DATA LISTING:
---

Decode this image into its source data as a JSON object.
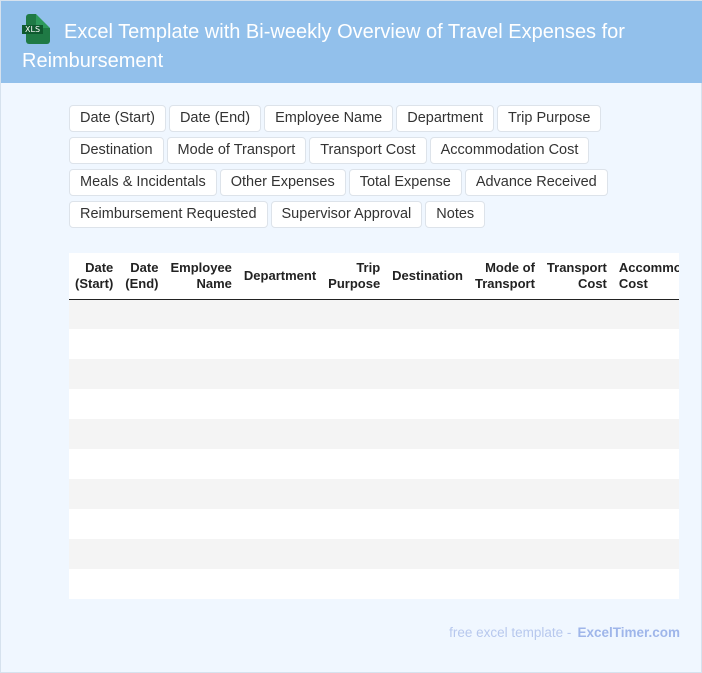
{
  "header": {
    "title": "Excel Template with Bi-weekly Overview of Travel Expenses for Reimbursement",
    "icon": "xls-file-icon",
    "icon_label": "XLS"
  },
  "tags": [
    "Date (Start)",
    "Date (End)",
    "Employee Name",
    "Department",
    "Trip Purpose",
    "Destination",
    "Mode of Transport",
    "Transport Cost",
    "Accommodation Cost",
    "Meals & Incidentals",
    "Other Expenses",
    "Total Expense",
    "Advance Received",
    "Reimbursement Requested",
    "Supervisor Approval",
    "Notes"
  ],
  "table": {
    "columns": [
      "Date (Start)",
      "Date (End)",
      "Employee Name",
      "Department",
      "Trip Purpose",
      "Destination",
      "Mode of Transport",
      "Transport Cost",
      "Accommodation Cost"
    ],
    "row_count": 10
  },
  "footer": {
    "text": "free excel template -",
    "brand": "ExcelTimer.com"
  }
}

---

GOAL: Output the data above without changes, apart from leaving out the pictures.

SOLUTION:
Decode this image into its source data as a JSON object.
{
  "header": {
    "title": "Excel Template with Bi-weekly Overview of Travel Expenses for Reimbursement",
    "icon": "xls-file-icon",
    "icon_label": "XLS"
  },
  "tags": [
    "Date (Start)",
    "Date (End)",
    "Employee Name",
    "Department",
    "Trip Purpose",
    "Destination",
    "Mode of Transport",
    "Transport Cost",
    "Accommodation Cost",
    "Meals & Incidentals",
    "Other Expenses",
    "Total Expense",
    "Advance Received",
    "Reimbursement Requested",
    "Supervisor Approval",
    "Notes"
  ],
  "table": {
    "columns": [
      "Date (Start)",
      "Date (End)",
      "Employee Name",
      "Department",
      "Trip Purpose",
      "Destination",
      "Mode of Transport",
      "Transport Cost",
      "Accommodation Cost"
    ],
    "row_count": 10
  },
  "footer": {
    "text": "free excel template -",
    "brand": "ExcelTimer.com"
  }
}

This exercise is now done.